§ Task details
Produce a verbatim copy of the entries listed below.

§ Input records
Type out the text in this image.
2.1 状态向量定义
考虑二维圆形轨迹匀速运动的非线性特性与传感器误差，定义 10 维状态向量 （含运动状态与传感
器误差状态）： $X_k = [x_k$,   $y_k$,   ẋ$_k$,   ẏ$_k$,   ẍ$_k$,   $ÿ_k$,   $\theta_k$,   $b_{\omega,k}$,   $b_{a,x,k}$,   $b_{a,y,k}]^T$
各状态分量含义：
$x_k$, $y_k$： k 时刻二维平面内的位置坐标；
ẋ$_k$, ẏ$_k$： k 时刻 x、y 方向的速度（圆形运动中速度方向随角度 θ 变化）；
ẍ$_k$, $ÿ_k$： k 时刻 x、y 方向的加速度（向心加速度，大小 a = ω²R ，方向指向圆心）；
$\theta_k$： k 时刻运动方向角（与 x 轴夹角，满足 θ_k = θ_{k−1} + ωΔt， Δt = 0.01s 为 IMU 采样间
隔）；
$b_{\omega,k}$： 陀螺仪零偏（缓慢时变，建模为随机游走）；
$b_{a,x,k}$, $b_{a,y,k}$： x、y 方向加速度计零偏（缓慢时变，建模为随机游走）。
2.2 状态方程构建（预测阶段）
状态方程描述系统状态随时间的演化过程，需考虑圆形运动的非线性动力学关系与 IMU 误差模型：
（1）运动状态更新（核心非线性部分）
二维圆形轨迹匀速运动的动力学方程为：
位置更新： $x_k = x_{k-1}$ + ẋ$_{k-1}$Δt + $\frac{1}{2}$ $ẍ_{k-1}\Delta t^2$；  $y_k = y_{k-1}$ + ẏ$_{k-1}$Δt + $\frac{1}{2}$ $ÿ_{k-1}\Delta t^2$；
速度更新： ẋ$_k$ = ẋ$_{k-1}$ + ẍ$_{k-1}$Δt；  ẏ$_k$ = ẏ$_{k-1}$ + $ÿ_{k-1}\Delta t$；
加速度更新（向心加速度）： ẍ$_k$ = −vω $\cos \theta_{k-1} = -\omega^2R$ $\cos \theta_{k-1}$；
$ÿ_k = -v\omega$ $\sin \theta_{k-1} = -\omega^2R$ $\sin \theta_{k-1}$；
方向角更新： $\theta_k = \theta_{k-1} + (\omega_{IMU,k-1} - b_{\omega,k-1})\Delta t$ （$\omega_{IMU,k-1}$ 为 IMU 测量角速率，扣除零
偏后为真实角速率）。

§ Answer below
Type out the text in this image.
2.1 状态向量定义
考虑二维圆形轨迹匀速运动的非线性特性与传感器误差，定义 10 维状态向量 （含运动状态与传感
器误差状态）： $X_k = [x_k$,   $y_k$,   ẋ$_k$,   ẏ$_k$,   ẍ$_k$,   $ÿ_k$,   $\theta_k$,   $b_{\omega,k}$,   $b_{a,x,k}$,   $b_{a,y,k}]^T$
各状态分量含义：
$x_k$, $y_k$： k 时刻二维平面内的位置坐标；
ẋ$_k$, ẏ$_k$： k 时刻 x、y 方向的速度（圆形运动中速度方向随角度 θ 变化）；
ẍ$_k$, $ÿ_k$： k 时刻 x、y 方向的加速度（向心加速度，大小 a = ω²R ，方向指向圆心）；
$\theta_k$： k 时刻运动方向角（与 x 轴夹角，满足 θ_k = θ_{k−1} + ωΔt， Δt = 0.01s 为 IMU 采样间
隔）；
$b_{\omega,k}$： 陀螺仪零偏（缓慢时变，建模为随机游走）；
$b_{a,x,k}$, $b_{a,y,k}$： x、y 方向加速度计零偏（缓慢时变，建模为随机游走）。
2.2 状态方程构建（预测阶段）
状态方程描述系统状态随时间的演化过程，需考虑圆形运动的非线性动力学关系与 IMU 误差模型：
（1）运动状态更新（核心非线性部分）
二维圆形轨迹匀速运动的动力学方程为：
位置更新： $x_k = x_{k-1}$ + ẋ$_{k-1}$Δt + $\frac{1}{2}$ $ẍ_{k-1}\Delta t^2$；  $y_k = y_{k-1}$ + ẏ$_{k-1}$Δt + $\frac{1}{2}$ $ÿ_{k-1}\Delta t^2$；
速度更新： ẋ$_k$ = ẋ$_{k-1}$ + ẍ$_{k-1}$Δt；  ẏ$_k$ = ẏ$_{k-1}$ + $ÿ_{k-1}\Delta t$；
加速度更新（向心加速度）： ẍ$_k$ = −vω $\cos \theta_{k-1} = -\omega^2R$ $\cos \theta_{k-1}$；
$ÿ_k = -v\omega$ $\sin \theta_{k-1} = -\omega^2R$ $\sin \theta_{k-1}$；
方向角更新： $\theta_k = \theta_{k-1} + (\omega_{IMU,k-1} - b_{\omega,k-1})\Delta t$ （$\omega_{IMU,k-1}$ 为 IMU 测量角速率，扣除零
偏后为真实角速率）。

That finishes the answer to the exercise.